**Problem statement:** Count lines, not occurrences: give the number of lines holding the word "يصلي", and nothing besides.

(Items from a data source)
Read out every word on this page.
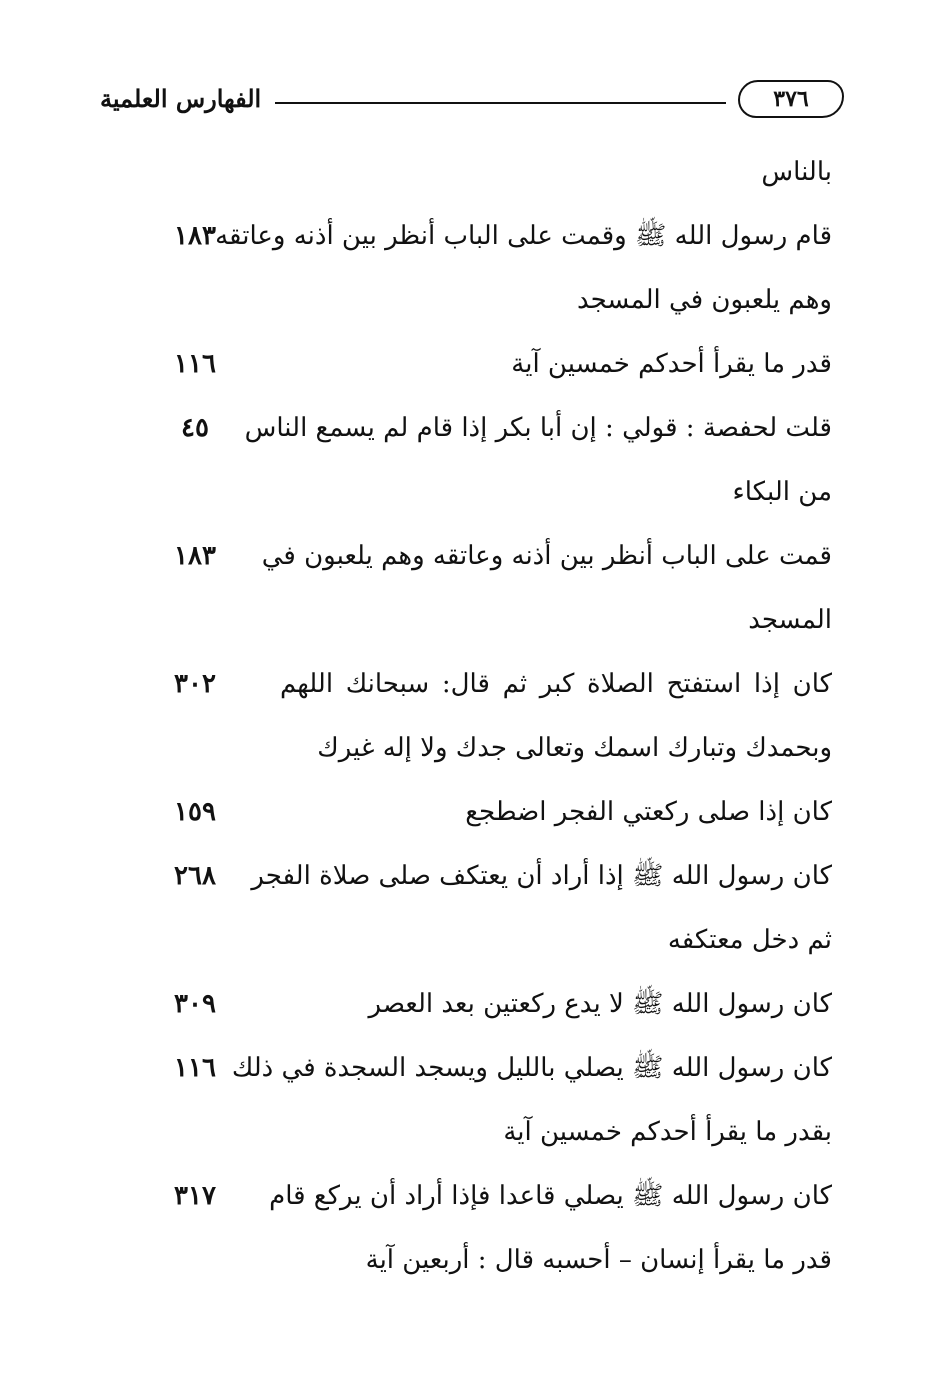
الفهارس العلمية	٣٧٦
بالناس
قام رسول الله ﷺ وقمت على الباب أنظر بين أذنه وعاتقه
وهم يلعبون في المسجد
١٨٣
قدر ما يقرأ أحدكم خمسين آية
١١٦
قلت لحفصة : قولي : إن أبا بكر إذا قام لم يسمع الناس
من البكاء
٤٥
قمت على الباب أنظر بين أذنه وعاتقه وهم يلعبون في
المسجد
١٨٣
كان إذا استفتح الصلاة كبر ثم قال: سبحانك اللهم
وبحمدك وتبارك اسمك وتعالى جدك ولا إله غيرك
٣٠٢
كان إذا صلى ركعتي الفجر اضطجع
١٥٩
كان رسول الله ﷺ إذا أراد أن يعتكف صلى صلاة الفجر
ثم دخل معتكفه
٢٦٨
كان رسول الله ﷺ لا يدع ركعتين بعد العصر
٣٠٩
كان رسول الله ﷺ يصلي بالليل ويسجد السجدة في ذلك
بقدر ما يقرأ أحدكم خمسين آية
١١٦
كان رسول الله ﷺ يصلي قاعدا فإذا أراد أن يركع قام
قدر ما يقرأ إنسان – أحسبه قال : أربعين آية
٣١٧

---

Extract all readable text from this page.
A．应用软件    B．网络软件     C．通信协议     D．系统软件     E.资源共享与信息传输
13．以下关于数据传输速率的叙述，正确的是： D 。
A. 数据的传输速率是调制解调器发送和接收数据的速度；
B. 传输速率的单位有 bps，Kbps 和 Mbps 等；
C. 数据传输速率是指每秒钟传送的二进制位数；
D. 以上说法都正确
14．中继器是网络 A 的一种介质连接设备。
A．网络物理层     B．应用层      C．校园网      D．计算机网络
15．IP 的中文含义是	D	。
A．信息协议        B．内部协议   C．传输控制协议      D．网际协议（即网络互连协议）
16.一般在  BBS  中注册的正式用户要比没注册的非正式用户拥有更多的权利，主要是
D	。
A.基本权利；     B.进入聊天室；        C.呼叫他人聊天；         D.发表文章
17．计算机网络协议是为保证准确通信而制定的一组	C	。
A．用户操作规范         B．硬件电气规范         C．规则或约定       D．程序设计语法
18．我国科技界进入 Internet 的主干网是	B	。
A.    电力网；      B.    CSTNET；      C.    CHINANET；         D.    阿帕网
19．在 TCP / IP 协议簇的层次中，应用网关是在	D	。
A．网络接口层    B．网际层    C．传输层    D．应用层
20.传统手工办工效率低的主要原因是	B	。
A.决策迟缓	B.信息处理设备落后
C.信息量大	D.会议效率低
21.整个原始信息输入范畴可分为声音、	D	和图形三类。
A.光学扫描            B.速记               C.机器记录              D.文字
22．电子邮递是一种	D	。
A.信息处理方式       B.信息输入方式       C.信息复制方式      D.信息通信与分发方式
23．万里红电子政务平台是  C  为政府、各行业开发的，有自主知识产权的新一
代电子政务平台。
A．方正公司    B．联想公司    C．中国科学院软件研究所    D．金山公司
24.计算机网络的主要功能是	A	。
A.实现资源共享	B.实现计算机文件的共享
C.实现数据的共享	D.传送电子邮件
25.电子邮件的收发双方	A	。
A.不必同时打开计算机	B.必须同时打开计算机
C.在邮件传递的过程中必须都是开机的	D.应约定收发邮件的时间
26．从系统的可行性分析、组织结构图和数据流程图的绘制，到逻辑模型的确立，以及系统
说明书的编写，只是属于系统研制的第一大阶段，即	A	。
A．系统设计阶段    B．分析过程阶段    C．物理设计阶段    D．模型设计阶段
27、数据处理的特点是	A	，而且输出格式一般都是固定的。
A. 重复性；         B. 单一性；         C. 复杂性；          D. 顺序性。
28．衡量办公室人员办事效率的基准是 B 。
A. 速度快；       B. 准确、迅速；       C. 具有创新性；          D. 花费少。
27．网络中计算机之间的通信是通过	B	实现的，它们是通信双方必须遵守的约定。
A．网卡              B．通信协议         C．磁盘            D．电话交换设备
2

...

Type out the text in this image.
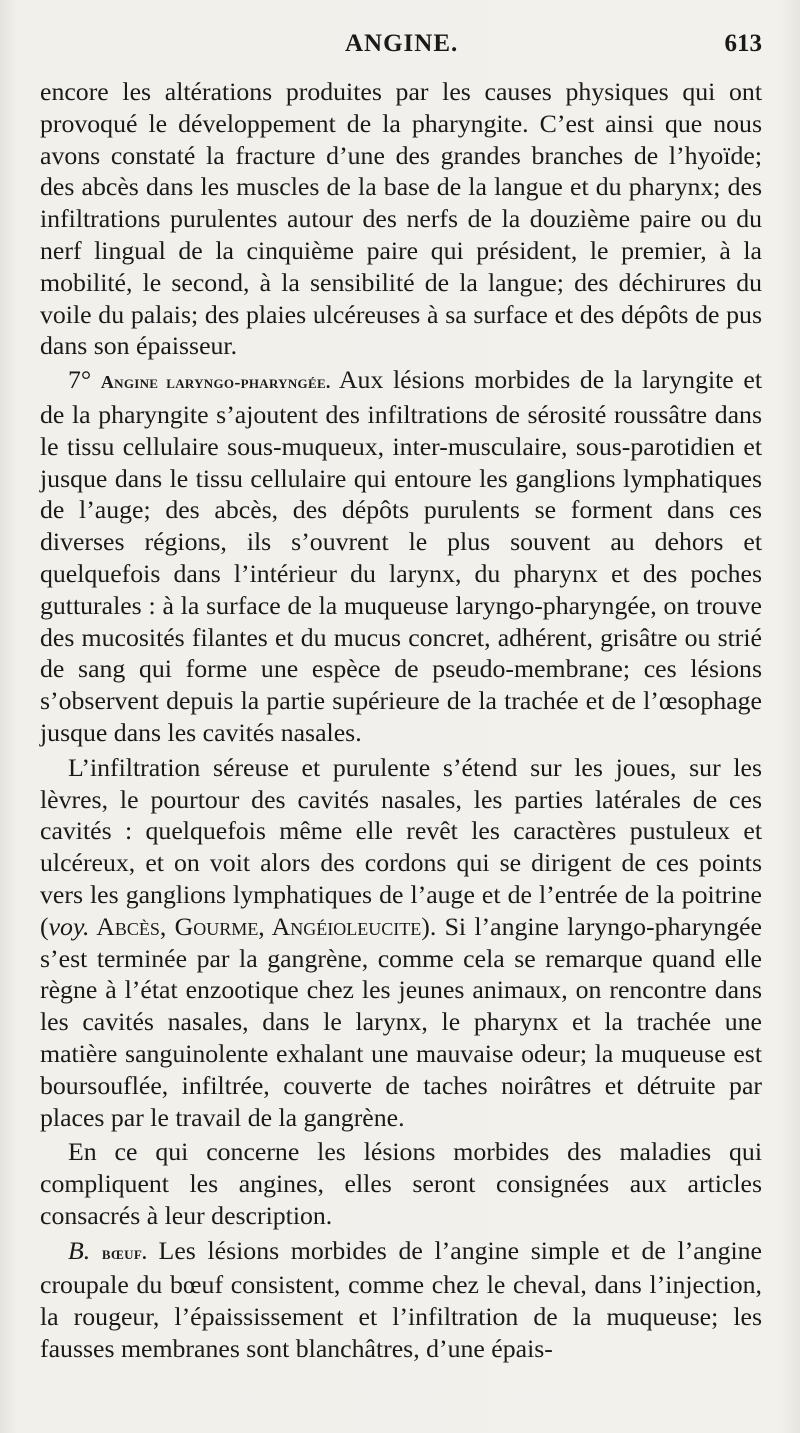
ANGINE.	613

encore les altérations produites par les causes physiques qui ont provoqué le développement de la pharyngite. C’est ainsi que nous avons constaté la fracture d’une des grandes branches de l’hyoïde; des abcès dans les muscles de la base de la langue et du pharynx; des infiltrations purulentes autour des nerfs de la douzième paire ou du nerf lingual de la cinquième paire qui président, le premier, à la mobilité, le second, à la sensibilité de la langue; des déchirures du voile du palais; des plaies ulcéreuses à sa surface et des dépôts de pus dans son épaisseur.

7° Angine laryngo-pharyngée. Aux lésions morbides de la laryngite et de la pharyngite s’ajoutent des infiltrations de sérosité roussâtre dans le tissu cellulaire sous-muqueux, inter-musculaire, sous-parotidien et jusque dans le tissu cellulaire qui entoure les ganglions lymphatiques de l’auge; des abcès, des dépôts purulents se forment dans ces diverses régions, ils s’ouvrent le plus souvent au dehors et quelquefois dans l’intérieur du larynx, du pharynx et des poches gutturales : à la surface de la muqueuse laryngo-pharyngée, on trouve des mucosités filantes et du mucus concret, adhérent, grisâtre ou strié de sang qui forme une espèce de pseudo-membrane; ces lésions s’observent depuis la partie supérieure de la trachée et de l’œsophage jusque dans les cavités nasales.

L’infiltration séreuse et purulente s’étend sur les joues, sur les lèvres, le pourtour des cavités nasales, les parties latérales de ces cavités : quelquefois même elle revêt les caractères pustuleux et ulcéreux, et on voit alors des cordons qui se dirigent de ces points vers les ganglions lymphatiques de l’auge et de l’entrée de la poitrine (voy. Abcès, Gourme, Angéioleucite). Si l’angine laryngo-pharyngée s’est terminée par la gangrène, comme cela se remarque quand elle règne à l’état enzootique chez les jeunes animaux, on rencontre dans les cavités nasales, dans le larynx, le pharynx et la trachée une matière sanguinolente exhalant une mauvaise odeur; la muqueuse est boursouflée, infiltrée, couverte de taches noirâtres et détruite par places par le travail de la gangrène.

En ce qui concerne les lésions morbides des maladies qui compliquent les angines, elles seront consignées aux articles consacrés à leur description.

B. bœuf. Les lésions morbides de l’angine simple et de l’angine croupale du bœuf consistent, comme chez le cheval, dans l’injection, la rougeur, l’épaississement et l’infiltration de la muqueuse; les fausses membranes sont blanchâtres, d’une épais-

**Answer to this problem:** 2